● EXERCISE TASK: Return the material word for word. Do not include pictures.

● WORKING DATA:
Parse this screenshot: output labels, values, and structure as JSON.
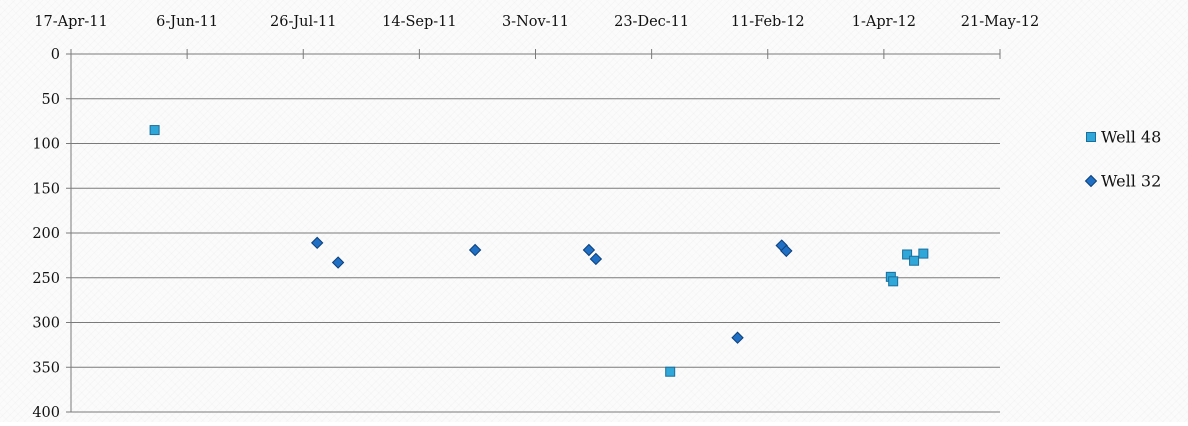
{
  "chart_data": {
    "type": "scatter",
    "title": "",
    "xlabel": "",
    "ylabel": "",
    "x_axis_position": "top",
    "y_axis_reversed": true,
    "xlim": [
      "2011-04-17",
      "2012-05-21"
    ],
    "ylim": [
      0,
      400
    ],
    "x_tick_labels": [
      "17-Apr-11",
      "6-Jun-11",
      "26-Jul-11",
      "14-Sep-11",
      "3-Nov-11",
      "23-Dec-11",
      "11-Feb-12",
      "1-Apr-12",
      "21-May-12"
    ],
    "x_ticks": [
      "2011-04-17",
      "2011-06-06",
      "2011-07-26",
      "2011-09-14",
      "2011-11-03",
      "2011-12-23",
      "2012-02-11",
      "2012-04-01",
      "2012-05-21"
    ],
    "y_ticks": [
      0,
      50,
      100,
      150,
      200,
      250,
      300,
      350,
      400
    ],
    "y_tick_labels": [
      "0",
      "50",
      "100",
      "150",
      "200",
      "250",
      "300",
      "350",
      "400"
    ],
    "grid": "horizontal",
    "legend_position": "right",
    "series": [
      {
        "name": "Well 48",
        "marker": "square",
        "color": "#2FA8D9",
        "edge_color": "#1A6E9C",
        "points": [
          {
            "x": "2011-05-23",
            "y": 85
          },
          {
            "x": "2011-12-31",
            "y": 355
          },
          {
            "x": "2012-04-04",
            "y": 249
          },
          {
            "x": "2012-04-05",
            "y": 254
          },
          {
            "x": "2012-04-11",
            "y": 224
          },
          {
            "x": "2012-04-14",
            "y": 231
          },
          {
            "x": "2012-04-18",
            "y": 223
          }
        ]
      },
      {
        "name": "Well 32",
        "marker": "diamond",
        "color": "#1F6FC4",
        "edge_color": "#0D3F7A",
        "points": [
          {
            "x": "2011-08-01",
            "y": 211
          },
          {
            "x": "2011-08-10",
            "y": 233
          },
          {
            "x": "2011-10-08",
            "y": 219
          },
          {
            "x": "2011-11-26",
            "y": 219
          },
          {
            "x": "2011-11-29",
            "y": 229
          },
          {
            "x": "2012-01-29",
            "y": 317
          },
          {
            "x": "2012-02-17",
            "y": 214
          },
          {
            "x": "2012-02-19",
            "y": 220
          }
        ]
      }
    ]
  }
}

● OUTPUT OF THE EXERCISE:
Parse this screenshot: output labels, values, and structure as JSON.
{
  "chart_data": {
    "type": "scatter",
    "title": "",
    "xlabel": "",
    "ylabel": "",
    "x_axis_position": "top",
    "y_axis_reversed": true,
    "xlim": [
      "2011-04-17",
      "2012-05-21"
    ],
    "ylim": [
      0,
      400
    ],
    "x_tick_labels": [
      "17-Apr-11",
      "6-Jun-11",
      "26-Jul-11",
      "14-Sep-11",
      "3-Nov-11",
      "23-Dec-11",
      "11-Feb-12",
      "1-Apr-12",
      "21-May-12"
    ],
    "x_ticks": [
      "2011-04-17",
      "2011-06-06",
      "2011-07-26",
      "2011-09-14",
      "2011-11-03",
      "2011-12-23",
      "2012-02-11",
      "2012-04-01",
      "2012-05-21"
    ],
    "y_ticks": [
      0,
      50,
      100,
      150,
      200,
      250,
      300,
      350,
      400
    ],
    "y_tick_labels": [
      "0",
      "50",
      "100",
      "150",
      "200",
      "250",
      "300",
      "350",
      "400"
    ],
    "grid": "horizontal",
    "legend_position": "right",
    "series": [
      {
        "name": "Well 48",
        "marker": "square",
        "color": "#2FA8D9",
        "edge_color": "#1A6E9C",
        "points": [
          {
            "x": "2011-05-23",
            "y": 85
          },
          {
            "x": "2011-12-31",
            "y": 355
          },
          {
            "x": "2012-04-04",
            "y": 249
          },
          {
            "x": "2012-04-05",
            "y": 254
          },
          {
            "x": "2012-04-11",
            "y": 224
          },
          {
            "x": "2012-04-14",
            "y": 231
          },
          {
            "x": "2012-04-18",
            "y": 223
          }
        ]
      },
      {
        "name": "Well 32",
        "marker": "diamond",
        "color": "#1F6FC4",
        "edge_color": "#0D3F7A",
        "points": [
          {
            "x": "2011-08-01",
            "y": 211
          },
          {
            "x": "2011-08-10",
            "y": 233
          },
          {
            "x": "2011-10-08",
            "y": 219
          },
          {
            "x": "2011-11-26",
            "y": 219
          },
          {
            "x": "2011-11-29",
            "y": 229
          },
          {
            "x": "2012-01-29",
            "y": 317
          },
          {
            "x": "2012-02-17",
            "y": 214
          },
          {
            "x": "2012-02-19",
            "y": 220
          }
        ]
      }
    ]
  }
}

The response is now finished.